## Set problem
Wherever the string "title" occurs in a line of these records, report that line.

-- START Data for this task --

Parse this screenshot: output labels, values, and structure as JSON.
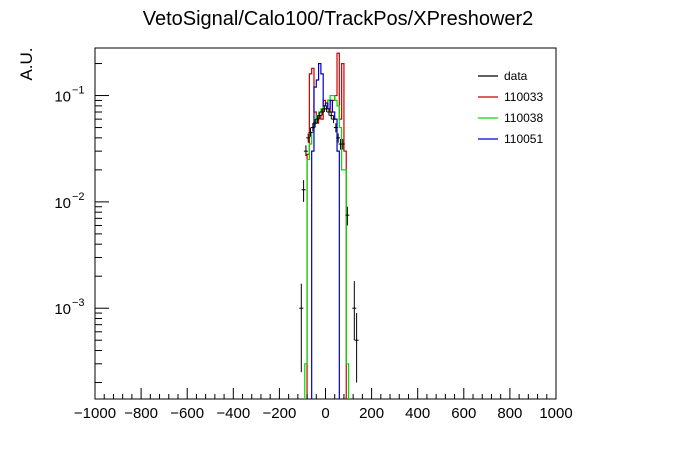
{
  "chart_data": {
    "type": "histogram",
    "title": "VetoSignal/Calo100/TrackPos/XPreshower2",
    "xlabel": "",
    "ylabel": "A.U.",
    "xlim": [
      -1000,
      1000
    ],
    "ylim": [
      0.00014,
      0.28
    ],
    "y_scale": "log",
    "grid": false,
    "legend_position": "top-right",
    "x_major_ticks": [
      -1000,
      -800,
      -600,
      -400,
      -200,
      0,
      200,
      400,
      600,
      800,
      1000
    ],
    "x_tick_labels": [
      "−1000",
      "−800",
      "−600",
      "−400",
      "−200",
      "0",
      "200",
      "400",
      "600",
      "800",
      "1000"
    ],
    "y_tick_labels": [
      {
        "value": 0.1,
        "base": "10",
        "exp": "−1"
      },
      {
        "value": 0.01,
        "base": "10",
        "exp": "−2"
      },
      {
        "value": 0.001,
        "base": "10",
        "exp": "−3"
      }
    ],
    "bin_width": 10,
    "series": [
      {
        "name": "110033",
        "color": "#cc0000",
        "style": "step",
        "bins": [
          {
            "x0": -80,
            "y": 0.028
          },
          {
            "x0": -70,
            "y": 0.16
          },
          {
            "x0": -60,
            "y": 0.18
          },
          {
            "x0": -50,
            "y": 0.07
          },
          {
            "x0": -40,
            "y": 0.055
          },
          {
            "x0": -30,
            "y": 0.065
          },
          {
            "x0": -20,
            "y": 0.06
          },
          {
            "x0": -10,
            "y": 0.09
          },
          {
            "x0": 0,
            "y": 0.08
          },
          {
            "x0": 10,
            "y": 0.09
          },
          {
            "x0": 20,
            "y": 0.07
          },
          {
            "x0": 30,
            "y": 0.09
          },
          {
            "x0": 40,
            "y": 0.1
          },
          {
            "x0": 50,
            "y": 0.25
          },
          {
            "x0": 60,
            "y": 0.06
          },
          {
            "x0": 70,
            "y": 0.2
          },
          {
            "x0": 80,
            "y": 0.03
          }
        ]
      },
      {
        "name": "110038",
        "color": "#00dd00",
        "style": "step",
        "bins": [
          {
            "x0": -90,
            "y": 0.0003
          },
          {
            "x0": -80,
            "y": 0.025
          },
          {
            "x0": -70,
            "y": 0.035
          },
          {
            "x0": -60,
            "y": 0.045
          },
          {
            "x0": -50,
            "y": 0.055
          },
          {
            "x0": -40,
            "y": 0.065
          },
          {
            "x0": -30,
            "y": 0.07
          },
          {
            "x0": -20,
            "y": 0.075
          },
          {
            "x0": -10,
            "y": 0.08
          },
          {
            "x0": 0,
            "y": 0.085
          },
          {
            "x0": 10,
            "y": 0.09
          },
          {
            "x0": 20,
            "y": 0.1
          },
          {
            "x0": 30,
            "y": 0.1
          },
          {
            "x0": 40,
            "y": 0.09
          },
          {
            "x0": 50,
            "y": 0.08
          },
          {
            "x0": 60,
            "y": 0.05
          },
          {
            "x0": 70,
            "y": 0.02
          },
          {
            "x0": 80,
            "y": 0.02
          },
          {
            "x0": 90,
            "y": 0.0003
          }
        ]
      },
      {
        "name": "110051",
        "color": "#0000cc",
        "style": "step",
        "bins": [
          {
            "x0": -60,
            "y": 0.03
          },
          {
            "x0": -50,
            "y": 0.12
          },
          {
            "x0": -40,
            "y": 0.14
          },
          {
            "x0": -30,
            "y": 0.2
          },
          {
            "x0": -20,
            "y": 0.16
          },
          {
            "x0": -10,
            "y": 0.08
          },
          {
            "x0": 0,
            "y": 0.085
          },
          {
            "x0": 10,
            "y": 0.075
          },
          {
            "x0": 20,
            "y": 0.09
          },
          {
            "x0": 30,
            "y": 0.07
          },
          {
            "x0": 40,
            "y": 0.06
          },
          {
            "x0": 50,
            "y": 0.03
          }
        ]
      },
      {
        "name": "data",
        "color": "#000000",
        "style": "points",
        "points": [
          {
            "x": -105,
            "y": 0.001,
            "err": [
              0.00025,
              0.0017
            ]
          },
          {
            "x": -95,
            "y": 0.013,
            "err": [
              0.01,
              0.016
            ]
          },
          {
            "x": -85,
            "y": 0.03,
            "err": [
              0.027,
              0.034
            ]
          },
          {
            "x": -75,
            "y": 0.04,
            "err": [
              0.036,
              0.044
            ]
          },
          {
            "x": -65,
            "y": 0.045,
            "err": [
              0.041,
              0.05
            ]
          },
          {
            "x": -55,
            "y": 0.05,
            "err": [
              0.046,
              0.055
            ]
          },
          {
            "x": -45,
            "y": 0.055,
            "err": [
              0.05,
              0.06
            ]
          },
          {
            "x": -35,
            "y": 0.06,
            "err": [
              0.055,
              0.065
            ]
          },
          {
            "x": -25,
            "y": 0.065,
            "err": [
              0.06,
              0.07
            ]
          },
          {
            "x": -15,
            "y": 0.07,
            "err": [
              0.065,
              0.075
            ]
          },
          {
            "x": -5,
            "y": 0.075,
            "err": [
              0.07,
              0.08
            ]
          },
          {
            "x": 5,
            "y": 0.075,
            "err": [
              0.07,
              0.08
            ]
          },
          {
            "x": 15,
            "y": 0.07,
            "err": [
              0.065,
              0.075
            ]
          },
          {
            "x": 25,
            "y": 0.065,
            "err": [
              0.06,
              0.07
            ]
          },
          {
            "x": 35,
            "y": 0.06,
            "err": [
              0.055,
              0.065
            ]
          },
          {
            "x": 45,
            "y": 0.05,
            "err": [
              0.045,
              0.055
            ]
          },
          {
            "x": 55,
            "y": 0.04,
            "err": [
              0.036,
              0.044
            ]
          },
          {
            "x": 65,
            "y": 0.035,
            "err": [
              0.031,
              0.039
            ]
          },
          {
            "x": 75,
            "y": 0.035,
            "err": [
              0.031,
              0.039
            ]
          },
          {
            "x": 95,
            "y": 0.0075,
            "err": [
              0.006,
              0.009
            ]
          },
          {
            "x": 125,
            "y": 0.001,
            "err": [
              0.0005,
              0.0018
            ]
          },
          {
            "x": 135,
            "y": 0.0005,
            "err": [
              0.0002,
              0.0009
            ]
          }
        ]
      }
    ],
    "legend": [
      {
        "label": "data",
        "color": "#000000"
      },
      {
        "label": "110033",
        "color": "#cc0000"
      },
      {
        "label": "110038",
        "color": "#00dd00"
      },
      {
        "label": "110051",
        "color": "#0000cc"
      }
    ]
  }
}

-- END Data for this task --
-- START Data for this task --

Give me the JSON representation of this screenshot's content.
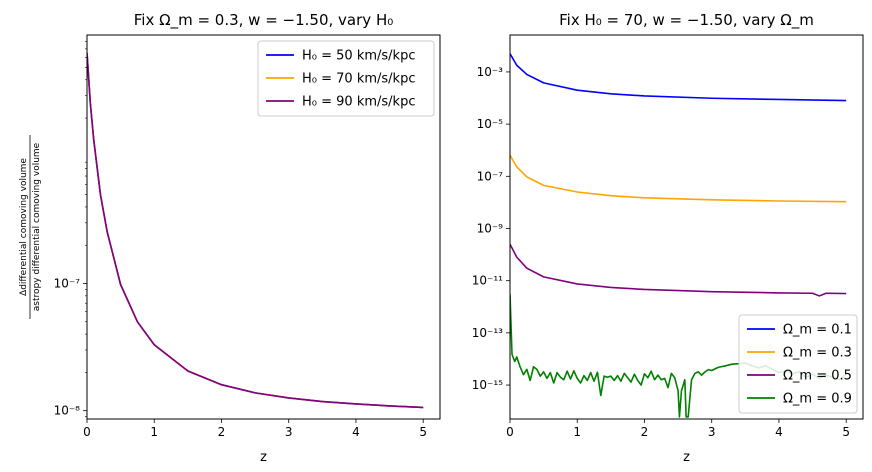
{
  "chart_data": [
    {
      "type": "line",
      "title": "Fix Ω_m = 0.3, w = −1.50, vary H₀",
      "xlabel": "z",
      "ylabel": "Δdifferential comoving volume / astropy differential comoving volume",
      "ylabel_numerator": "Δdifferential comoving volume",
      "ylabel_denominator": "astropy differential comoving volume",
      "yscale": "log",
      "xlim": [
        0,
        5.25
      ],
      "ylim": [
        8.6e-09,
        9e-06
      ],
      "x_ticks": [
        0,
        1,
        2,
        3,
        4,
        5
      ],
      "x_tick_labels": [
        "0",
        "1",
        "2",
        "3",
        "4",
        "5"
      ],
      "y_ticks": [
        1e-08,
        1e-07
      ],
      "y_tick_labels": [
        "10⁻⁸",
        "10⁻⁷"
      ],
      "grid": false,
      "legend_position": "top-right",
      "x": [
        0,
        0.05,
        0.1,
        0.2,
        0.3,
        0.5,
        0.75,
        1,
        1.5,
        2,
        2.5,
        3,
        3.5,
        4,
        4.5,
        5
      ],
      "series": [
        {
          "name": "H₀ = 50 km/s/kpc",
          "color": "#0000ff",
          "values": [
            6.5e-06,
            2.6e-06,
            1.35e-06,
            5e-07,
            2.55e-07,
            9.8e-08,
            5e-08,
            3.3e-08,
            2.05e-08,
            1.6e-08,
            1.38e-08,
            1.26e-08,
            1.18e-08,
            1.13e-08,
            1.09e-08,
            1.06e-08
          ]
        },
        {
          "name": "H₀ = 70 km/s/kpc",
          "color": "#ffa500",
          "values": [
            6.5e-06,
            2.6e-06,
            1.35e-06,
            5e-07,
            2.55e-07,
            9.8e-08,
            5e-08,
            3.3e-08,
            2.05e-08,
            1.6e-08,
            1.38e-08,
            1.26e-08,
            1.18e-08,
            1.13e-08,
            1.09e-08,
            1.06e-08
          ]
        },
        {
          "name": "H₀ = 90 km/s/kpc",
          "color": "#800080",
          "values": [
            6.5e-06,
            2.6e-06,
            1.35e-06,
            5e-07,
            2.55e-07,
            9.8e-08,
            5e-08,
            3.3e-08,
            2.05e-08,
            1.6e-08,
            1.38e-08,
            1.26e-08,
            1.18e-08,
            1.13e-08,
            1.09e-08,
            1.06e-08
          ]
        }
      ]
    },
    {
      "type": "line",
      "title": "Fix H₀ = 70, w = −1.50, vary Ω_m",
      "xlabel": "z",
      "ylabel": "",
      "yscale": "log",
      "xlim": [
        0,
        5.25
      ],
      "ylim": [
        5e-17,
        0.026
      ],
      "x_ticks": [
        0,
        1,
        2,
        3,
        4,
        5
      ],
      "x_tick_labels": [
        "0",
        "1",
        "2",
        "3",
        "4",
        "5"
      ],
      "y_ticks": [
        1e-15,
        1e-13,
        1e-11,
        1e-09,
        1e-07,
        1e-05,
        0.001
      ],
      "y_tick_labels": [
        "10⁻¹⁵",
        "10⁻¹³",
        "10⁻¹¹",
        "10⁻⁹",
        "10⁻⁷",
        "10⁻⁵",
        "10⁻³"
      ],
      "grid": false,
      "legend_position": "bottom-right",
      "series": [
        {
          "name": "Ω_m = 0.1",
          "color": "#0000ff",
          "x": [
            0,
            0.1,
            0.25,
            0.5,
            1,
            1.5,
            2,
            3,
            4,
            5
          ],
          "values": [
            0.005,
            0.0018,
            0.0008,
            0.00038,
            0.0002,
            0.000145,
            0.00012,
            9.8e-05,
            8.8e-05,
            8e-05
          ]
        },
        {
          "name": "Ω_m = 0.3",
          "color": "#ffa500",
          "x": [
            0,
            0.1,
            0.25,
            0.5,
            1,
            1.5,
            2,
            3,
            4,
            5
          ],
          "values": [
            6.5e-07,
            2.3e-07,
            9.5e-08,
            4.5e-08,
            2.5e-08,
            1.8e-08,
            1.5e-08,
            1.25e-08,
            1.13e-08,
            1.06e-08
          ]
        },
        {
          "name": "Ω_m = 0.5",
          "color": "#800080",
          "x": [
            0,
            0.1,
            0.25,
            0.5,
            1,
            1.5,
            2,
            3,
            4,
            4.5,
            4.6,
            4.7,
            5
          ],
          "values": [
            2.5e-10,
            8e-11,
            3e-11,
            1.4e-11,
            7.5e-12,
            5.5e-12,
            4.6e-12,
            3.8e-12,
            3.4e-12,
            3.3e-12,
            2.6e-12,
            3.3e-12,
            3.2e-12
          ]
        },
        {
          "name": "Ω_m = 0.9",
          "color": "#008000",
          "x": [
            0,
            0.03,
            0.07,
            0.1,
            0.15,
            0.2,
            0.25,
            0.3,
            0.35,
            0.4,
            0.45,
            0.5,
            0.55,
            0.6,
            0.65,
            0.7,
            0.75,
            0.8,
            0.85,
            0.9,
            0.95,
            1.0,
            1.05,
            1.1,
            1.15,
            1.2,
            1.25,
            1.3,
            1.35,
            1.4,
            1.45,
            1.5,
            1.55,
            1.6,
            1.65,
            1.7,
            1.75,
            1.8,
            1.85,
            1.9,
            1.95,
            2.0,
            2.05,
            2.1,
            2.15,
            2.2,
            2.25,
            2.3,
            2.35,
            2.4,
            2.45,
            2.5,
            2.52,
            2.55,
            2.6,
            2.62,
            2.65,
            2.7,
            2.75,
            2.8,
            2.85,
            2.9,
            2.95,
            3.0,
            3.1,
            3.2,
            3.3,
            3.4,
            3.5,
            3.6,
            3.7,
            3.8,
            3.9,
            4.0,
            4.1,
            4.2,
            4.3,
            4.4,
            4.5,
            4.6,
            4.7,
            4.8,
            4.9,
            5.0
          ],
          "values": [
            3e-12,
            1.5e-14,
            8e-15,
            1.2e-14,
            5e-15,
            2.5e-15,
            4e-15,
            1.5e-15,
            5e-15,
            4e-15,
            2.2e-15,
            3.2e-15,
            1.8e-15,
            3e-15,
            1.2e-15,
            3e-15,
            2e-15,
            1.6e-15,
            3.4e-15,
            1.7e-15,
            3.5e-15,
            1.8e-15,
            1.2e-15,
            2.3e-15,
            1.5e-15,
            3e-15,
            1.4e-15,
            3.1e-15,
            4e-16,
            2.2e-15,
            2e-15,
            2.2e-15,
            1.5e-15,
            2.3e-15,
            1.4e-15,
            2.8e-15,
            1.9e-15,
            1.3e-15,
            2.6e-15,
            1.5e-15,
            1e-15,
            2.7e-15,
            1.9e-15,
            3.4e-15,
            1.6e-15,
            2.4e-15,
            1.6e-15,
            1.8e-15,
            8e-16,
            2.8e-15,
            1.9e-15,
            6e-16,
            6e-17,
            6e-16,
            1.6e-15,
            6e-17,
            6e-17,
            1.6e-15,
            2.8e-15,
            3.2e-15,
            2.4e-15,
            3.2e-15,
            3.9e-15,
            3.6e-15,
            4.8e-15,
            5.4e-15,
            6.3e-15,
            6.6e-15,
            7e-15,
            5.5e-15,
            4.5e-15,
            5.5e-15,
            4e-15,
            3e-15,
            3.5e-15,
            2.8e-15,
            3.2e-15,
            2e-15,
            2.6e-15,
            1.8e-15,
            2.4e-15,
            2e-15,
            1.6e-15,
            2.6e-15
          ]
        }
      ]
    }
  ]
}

-- END Data for this task --
-- START Data for this task --

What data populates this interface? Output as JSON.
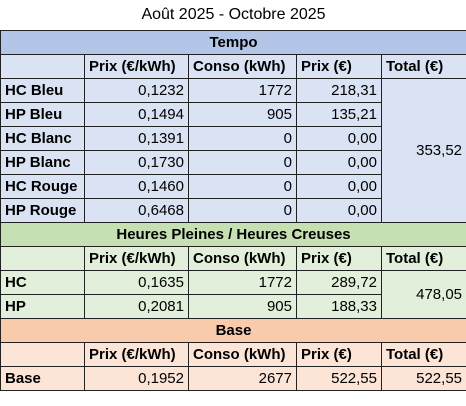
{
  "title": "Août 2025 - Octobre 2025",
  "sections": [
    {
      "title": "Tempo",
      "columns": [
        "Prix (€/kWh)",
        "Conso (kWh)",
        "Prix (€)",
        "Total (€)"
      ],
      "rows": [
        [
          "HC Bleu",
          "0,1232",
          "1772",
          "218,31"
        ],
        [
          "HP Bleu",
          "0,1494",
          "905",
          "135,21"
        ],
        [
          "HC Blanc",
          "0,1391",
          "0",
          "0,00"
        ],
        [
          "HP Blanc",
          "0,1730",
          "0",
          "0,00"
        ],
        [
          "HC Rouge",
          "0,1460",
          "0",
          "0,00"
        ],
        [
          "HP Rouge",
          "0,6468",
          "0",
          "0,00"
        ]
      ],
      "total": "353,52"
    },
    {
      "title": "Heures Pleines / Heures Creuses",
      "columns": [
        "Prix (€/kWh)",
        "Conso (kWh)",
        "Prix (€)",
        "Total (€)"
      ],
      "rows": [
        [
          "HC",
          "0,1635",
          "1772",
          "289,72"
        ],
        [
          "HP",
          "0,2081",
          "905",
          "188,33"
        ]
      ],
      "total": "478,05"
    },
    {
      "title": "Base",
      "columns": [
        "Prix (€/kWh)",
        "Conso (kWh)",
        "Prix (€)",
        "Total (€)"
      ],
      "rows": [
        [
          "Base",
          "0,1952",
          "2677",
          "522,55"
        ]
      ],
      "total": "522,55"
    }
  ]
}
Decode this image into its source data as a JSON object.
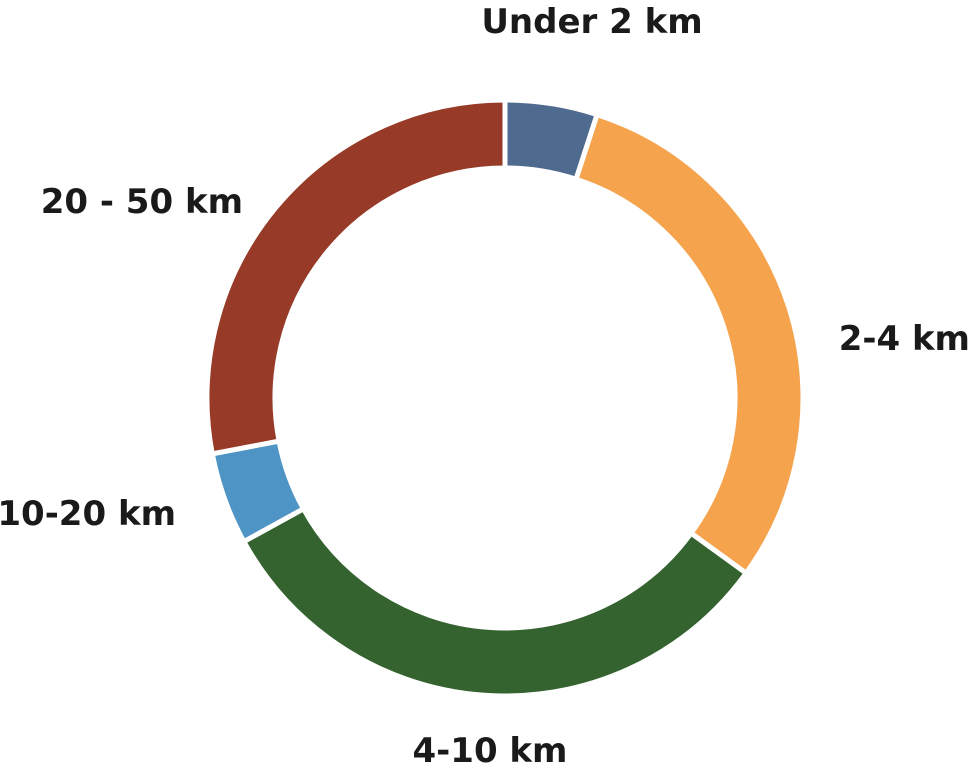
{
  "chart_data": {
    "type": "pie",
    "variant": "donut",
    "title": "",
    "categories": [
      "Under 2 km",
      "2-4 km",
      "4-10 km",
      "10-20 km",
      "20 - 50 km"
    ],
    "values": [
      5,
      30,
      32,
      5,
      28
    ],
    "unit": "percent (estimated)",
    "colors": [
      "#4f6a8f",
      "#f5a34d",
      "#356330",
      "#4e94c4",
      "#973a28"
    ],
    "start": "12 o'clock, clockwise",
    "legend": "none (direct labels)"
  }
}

-- END Data for this task --

## Answer to this exercise
    "title": "VetoSignal/Calo100/TrackPos/XPreshower2",
      "title": "Fix Ω_m = 0.3, w = −1.50, vary H₀",
      "title": "Fix H₀ = 70, w = −1.50, vary Ω_m",
  "title": "Août 2025 - Octobre 2025",
      "title": "Tempo",
      "title": "Heures Pleines / Heures Creuses",
      "title": "Base",
    "title": "",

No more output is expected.